### EXTRACT PROVIDED
-----

Photo Takes Me Back to Pacifica, CA

Sue in PacificaOn Fourth of July, when current life got to be too much, I tackled a box of photos and memorabilia saved from my father’s house. I couldn’t face it before, my father’s death too fresh, but now I marveled at the treasures inside: a Roi Tan cigar box full of pictures of me and my family in all our previous lives. Newspaper clippings. Letters. A man’s wedding ring I’m wearing on my index finger as I type this. Photo albums more than a hundred years old from my father’s mother, Clara Fagalde, who died when I was two. The tiny black and white photos show her teenage years, the boyfriend who preceded Grandpa, soldiers in WWI, people wearing masks during the 1919 influenza epidemic, old cars that were truly “horseless carriages,” Clara’s days as a young teacher in rural Oregon, and the clearest photos I have seen of her parents, Edward and Paulina Riffe. So much. So many people who have died, but somehow these pictures helped me to feel less alone, as if my family were still all around me.

I learned some things. Grandma Clara did speak German, as evidenced by her captions with the photos. I always wondered. If she had lived, would I know some German, too? Her mother, who was cute and round, must have been in her 40s when she died in a car accident. My great-grandpa Joe Fagalde was my age, 68, when he shot himself in 1939. His widow, my great-grandma Louise had to go to court to fight to stay in the house they shared, laws being what they were back then. That box held so many stories that I’m itching to explore.

I was fascinated by the pictures of myself. Be honest, you stare at photos of yourself, too. There I was, the adorable toddler, the earnest Girl Scout, the hippie wannabe, the dressed-up professional, the older lady . . . wait, how did that happen?

The photo above from 1981 sparked the poem that follows. My first husband and I had split. I was just moving into my apartment in Pacifica, California, where I had a new job as a reporter at the Pacifica Tribune. I had a different last name then, Barnard, and I can’t believe how skinny I was. I lived a block from the beach and used to go running there after work. I drove a yellow VW Rabbit that was in the shop more than it was on the road. I was just beginning to explore the life I might have had sooner if I hadn’t gotten married two weeks after I graduated from San Jose State. Back then, I was writing poetry and playing music, same as now. I look much different, but I’m the same on the inside.

-----

### DATASET EXTRACT
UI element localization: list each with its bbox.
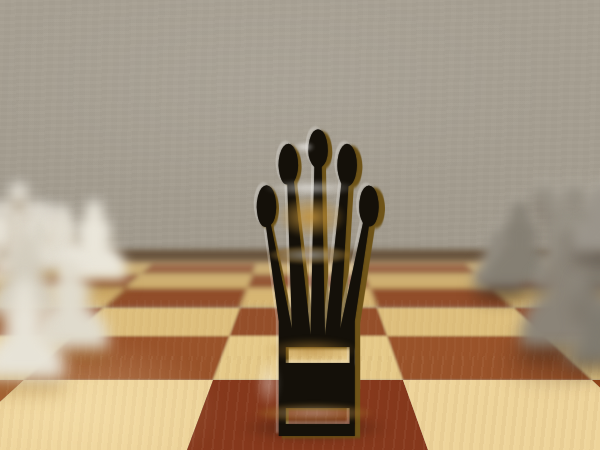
queen-body-layer: ♛ [237,81,388,450]
chess-photo-scene: ♚ ♟ ♟ ♟ ♟ ♟ ♟ ♟ ♟ ♜ ♟ ♝ ♟ ♛ ♛ ♛ [0,0,600,450]
black-queen-piece[interactable]: ♛ ♛ ♛ [0,0,600,450]
queen-glyph-stack: ♛ ♛ ♛ [242,0,382,450]
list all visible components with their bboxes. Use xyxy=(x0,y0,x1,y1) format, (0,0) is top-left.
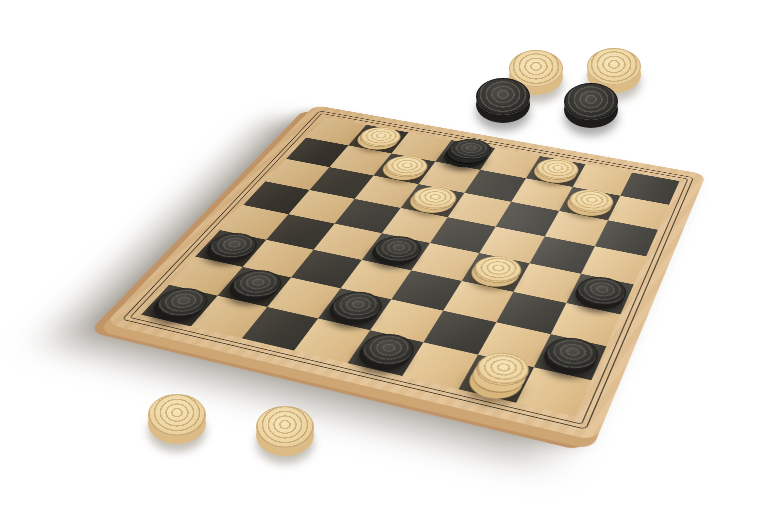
checker-cream[interactable] xyxy=(531,156,583,183)
checker-black-offboard[interactable] xyxy=(476,78,530,115)
checker-cream-offboard[interactable] xyxy=(587,48,641,85)
scene xyxy=(0,0,767,511)
board-field xyxy=(141,117,679,416)
checkers-board xyxy=(105,105,706,441)
checker-cream-offboard[interactable] xyxy=(256,406,314,448)
checker-black-offboard[interactable] xyxy=(564,83,618,120)
checker-cream-offboard[interactable] xyxy=(148,394,206,436)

-----

### WORK REQUIRED
Answer from the piece about old family photos:
1. What language did Grandma Clara speak, judging by her photo captions?
2. How old was great-grandpa Joe Fagalde when he shot himself in 1939?
3. What job did the writer have at the Pacifica Tribune?
The material is separate from the text above.

### FINAL RESULT
1. German
2. 68
3. Reporter